▶ _The request_:
Where the word "frac" occurs in a line, return that line.

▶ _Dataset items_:
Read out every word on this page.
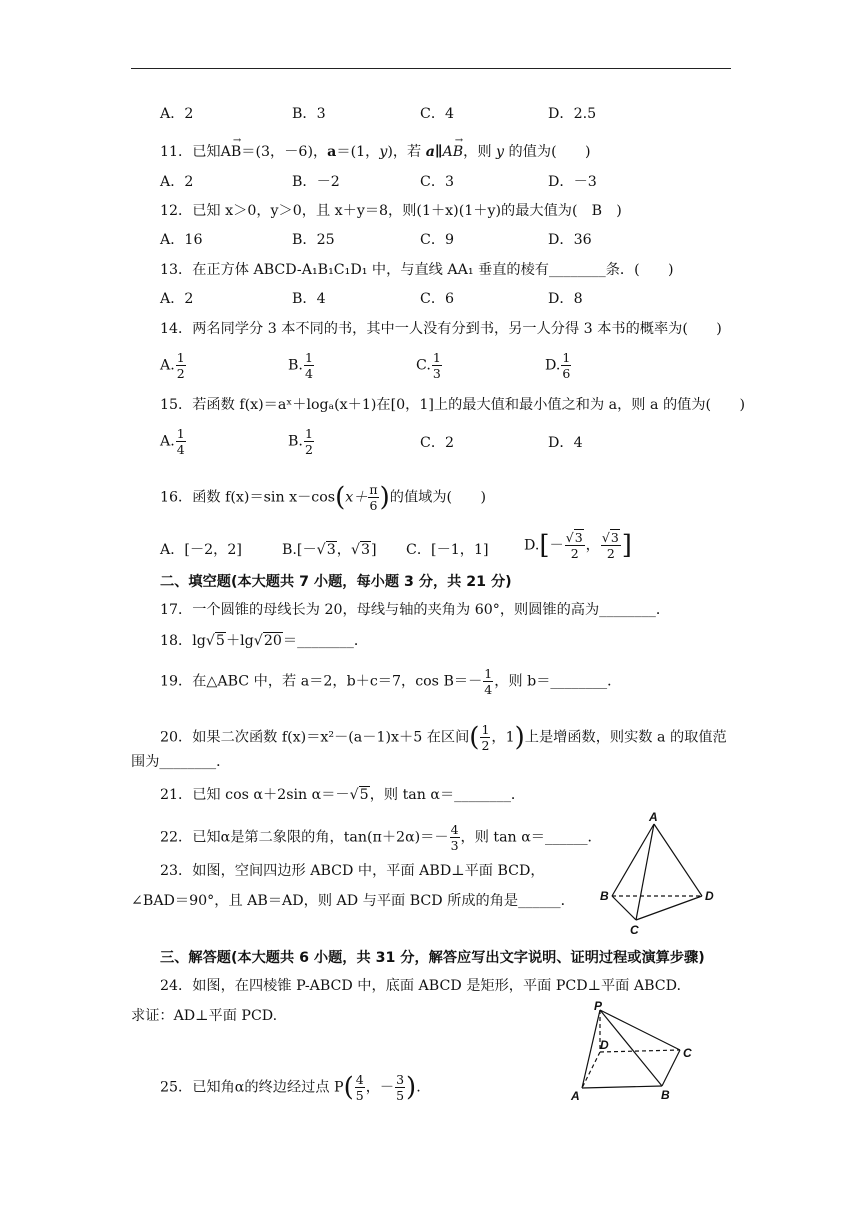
A．2	B．3	C．4	D．2.5
11．已知
→
AB＝(3，－6)，a＝(1，y)，若 a∥
→
AB，则 y 的值为(　　)
A．2	B．－2	C．3	D．－3
12．已知 x＞0，y＞0，且 x＋y＝8，则(1＋x)(1＋y)的最大值为(　B　)
A．16	B．25	C．9	D．36
13．在正方体 ABCD-A₁B₁C₁D₁ 中，与直线 AA₁ 垂直的棱有________条．(　　)
A．2	B．4	C．6	D．8
14．两名同学分 3 本不同的书，其中一人没有分到书，另一人分得 3 本书的概率为(　　)
A. $\frac{1}{2}$	B. $\frac{1}{4}$	C. $\frac{1}{3}$	D. $\frac{1}{6}$
15．若函数 f(x)＝aˣ＋logₐ(x＋1)在[0，1]上的最大值和最小值之和为 a，则 a 的值为(　　)
A. $\frac{1}{4}$	B. $\frac{1}{2}$	C．2	D．4
16．函数 f(x)＝sin $x-\cos(x+ \frac{\pi}{6}$ )的值域为(　　)
A．[－2，2]	B.[－√3，√3] C．[－1，1] $D.[- \frac{√3}{2}$ ， $\frac{√3}{2}$ ]
二、填空题(本大题共 7 小题，每小题 3 分，共 21 分)
17．一个圆锥的母线长为 20，母线与轴的夹角为 60°，则圆锥的高为________．
18．lg√5＋lg√20＝________．
19．在△ABC 中，若 a＝2，b＋c＝7，$\cos B=- \frac{1}{4}$ ，则 b＝________．
20．如果二次函数 f(x)＝x²－(a－1)x＋5 在区间( $\frac{1}{2}$ ，1)上是增函数，则实数 a 的取值范
围为________．
21．已知 cos α＋2sin α＝－√5，则 tan α＝________．
22．已知α是第二象限的角，$\tan(\pi+2\alpha)=- \frac{4}{3}$ ，则 tan α＝______．
23．如图，空间四边形 ABCD 中，平面 ABD⊥平面 BCD，
∠BAD＝90°，且 AB＝AD，则 AD 与平面 BCD 所成的角是______．
A
B
C
D
三、解答题(本大题共 6 小题，共 31 分，解答应写出文字说明、证明过程或演算步骤)
24．如图，在四棱锥 P-ABCD 中，底面 ABCD 是矩形，平面 PCD⊥平面 ABCD.
求证：AD⊥平面 PCD.
P
D
C
A	B
25．已知角α的终边经过点 $P( \frac{4}{5}$ ，－ $\frac{3}{5}$ ).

▶ _Output_:
A. $\frac{1}{2}$	B. $\frac{1}{4}$	C. $\frac{1}{3}$	D. $\frac{1}{6}$
A. $\frac{1}{4}$	B. $\frac{1}{2}$	C．2	D．4
16．函数 f(x)＝sin $x-\cos(x+ \frac{\pi}{6}$ )的值域为(　　)
A．[－2，2]	B.[－√3，√3] C．[－1，1] $D.[- \frac{√3}{2}$ ， $\frac{√3}{2}$ ]
19．在△ABC 中，若 a＝2，b＋c＝7，$\cos B=- \frac{1}{4}$ ，则 b＝________．
20．如果二次函数 f(x)＝x²－(a－1)x＋5 在区间( $\frac{1}{2}$ ，1)上是增函数，则实数 a 的取值范
22．已知α是第二象限的角，$\tan(\pi+2\alpha)=- \frac{4}{3}$ ，则 tan α＝______．
25．已知角α的终边经过点 $P( \frac{4}{5}$ ，－ $\frac{3}{5}$ ).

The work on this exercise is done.